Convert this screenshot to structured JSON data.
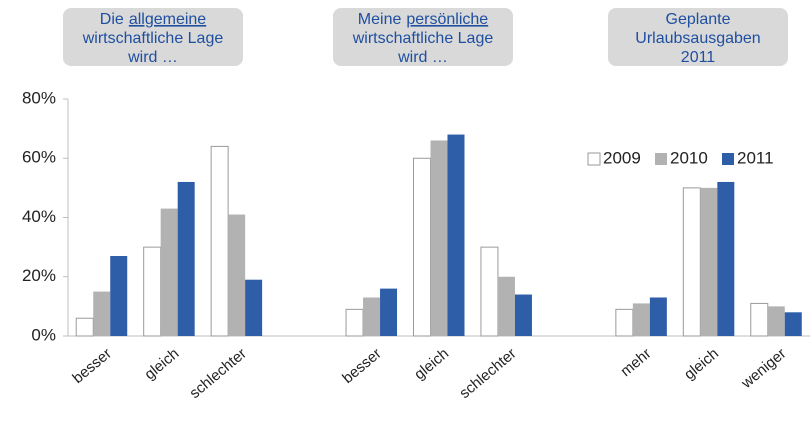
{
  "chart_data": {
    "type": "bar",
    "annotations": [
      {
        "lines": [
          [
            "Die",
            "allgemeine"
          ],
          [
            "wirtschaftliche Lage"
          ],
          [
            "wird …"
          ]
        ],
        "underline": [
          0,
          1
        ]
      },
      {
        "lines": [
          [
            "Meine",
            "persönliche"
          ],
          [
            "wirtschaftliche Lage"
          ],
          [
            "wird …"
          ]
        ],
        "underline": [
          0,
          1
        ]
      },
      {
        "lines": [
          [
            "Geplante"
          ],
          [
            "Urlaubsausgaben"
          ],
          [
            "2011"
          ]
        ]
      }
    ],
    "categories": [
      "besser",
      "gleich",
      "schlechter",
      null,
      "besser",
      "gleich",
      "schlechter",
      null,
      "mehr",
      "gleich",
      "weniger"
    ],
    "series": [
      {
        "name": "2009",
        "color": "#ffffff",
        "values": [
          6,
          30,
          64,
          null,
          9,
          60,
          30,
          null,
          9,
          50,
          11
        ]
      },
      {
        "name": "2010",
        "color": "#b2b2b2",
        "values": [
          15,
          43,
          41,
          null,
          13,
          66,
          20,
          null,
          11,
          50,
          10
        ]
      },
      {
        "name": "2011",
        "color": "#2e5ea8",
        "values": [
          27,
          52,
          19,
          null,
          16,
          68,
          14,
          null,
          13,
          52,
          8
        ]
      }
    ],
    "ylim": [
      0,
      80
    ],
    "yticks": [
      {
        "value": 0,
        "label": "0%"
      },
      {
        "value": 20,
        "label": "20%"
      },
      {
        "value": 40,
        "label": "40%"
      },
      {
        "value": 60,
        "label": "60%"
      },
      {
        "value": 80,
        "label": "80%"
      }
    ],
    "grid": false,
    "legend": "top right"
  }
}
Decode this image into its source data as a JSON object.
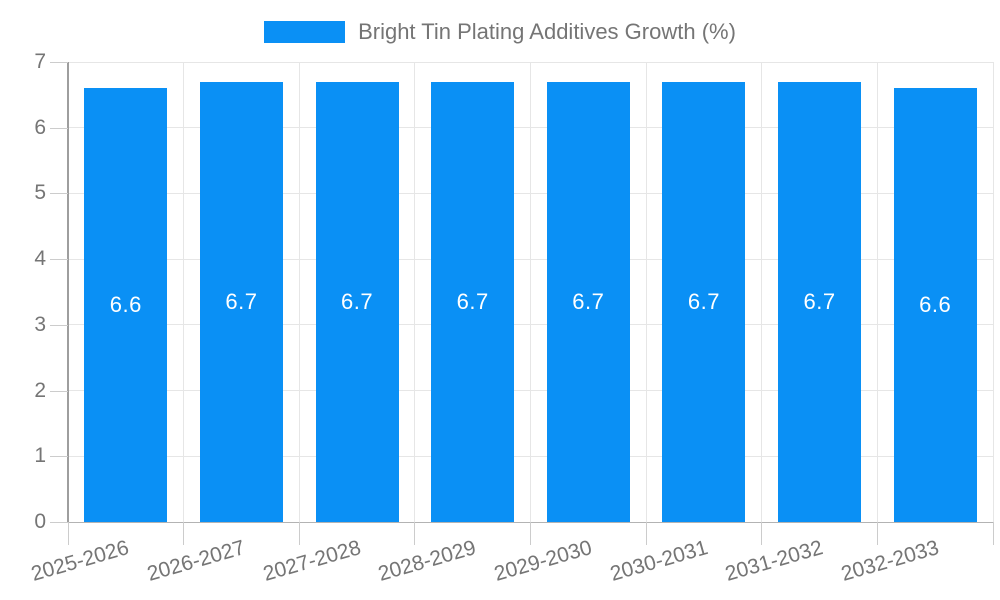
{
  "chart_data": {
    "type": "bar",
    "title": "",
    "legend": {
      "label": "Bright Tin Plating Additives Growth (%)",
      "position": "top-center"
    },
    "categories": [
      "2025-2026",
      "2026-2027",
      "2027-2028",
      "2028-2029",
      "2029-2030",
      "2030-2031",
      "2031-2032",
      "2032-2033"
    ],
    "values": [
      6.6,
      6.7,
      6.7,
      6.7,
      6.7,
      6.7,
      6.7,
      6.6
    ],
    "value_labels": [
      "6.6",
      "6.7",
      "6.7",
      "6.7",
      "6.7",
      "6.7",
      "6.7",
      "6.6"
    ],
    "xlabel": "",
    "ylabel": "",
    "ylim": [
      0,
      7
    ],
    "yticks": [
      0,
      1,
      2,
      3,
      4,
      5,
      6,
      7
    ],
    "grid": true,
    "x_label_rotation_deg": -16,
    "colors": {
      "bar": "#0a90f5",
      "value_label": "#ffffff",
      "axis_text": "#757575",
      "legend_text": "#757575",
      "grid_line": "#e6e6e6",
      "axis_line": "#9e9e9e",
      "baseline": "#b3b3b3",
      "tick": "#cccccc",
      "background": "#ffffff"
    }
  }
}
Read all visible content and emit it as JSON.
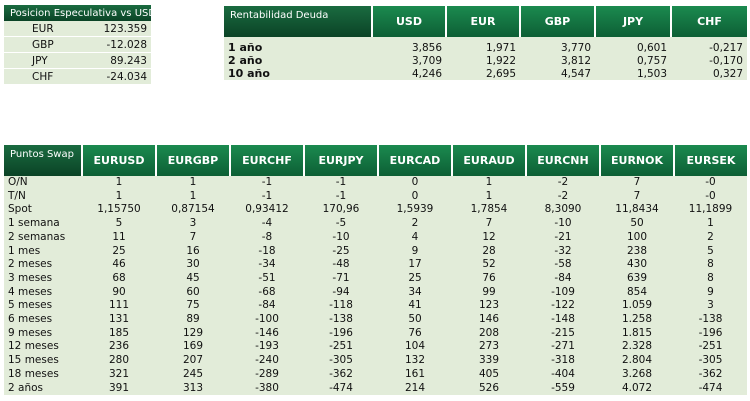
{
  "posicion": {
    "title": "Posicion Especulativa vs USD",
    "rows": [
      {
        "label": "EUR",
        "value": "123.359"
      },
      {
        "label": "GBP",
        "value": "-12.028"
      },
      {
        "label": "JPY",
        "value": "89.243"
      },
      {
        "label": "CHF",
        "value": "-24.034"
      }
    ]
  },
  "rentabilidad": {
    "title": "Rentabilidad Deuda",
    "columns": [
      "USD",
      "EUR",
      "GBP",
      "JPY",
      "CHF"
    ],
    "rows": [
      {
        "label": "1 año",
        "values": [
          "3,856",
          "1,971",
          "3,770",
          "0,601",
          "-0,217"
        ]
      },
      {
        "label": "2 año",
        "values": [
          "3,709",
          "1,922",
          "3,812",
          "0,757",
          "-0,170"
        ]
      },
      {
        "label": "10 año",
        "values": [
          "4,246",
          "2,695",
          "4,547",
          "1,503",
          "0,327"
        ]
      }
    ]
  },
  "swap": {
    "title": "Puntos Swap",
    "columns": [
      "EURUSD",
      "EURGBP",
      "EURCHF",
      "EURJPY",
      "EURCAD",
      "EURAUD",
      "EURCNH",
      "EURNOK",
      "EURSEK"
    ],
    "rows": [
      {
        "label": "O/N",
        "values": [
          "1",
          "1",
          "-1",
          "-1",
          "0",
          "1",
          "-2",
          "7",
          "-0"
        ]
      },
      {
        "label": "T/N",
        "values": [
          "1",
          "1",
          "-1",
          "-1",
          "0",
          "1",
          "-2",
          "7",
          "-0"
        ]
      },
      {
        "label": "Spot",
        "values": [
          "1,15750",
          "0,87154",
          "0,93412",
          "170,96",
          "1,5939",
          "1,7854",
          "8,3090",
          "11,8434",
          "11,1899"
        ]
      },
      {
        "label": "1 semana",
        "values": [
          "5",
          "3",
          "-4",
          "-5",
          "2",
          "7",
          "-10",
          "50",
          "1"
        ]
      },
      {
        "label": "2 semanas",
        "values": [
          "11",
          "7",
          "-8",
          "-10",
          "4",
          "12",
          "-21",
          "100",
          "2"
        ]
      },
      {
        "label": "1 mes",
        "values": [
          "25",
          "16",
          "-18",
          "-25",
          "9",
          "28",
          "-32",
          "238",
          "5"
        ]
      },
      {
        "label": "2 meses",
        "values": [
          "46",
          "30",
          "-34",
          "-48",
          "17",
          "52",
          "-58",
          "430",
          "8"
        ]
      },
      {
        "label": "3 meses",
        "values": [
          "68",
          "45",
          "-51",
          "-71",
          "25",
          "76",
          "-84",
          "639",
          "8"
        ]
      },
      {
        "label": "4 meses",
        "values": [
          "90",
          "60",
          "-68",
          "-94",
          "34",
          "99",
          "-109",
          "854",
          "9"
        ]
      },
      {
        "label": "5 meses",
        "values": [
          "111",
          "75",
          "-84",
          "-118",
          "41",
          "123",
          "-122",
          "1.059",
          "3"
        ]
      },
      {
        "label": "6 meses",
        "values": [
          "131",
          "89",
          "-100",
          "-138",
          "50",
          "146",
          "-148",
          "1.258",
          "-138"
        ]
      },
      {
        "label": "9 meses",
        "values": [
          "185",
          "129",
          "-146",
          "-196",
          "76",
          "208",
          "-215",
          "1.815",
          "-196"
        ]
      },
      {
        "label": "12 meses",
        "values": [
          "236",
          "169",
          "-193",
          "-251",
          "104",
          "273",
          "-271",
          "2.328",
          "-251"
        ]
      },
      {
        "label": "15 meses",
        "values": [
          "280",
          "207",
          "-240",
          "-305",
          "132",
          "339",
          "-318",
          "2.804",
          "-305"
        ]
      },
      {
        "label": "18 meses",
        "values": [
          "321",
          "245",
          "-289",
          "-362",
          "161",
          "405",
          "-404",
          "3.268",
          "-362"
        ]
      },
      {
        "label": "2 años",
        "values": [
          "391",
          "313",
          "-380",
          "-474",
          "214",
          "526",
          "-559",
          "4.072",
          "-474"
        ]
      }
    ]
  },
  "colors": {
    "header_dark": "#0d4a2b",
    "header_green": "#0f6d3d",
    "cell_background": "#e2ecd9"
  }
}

━━━━━━━━━━━━━━━━━━━━

Show every line from the listing above in which the string "meses" appears.

        "label": "2 meses",
        "label": "3 meses",
        "label": "4 meses",
        "label": "5 meses",
        "label": "6 meses",
        "label": "9 meses",
        "label": "12 meses",
        "label": "15 meses",
        "label": "18 meses",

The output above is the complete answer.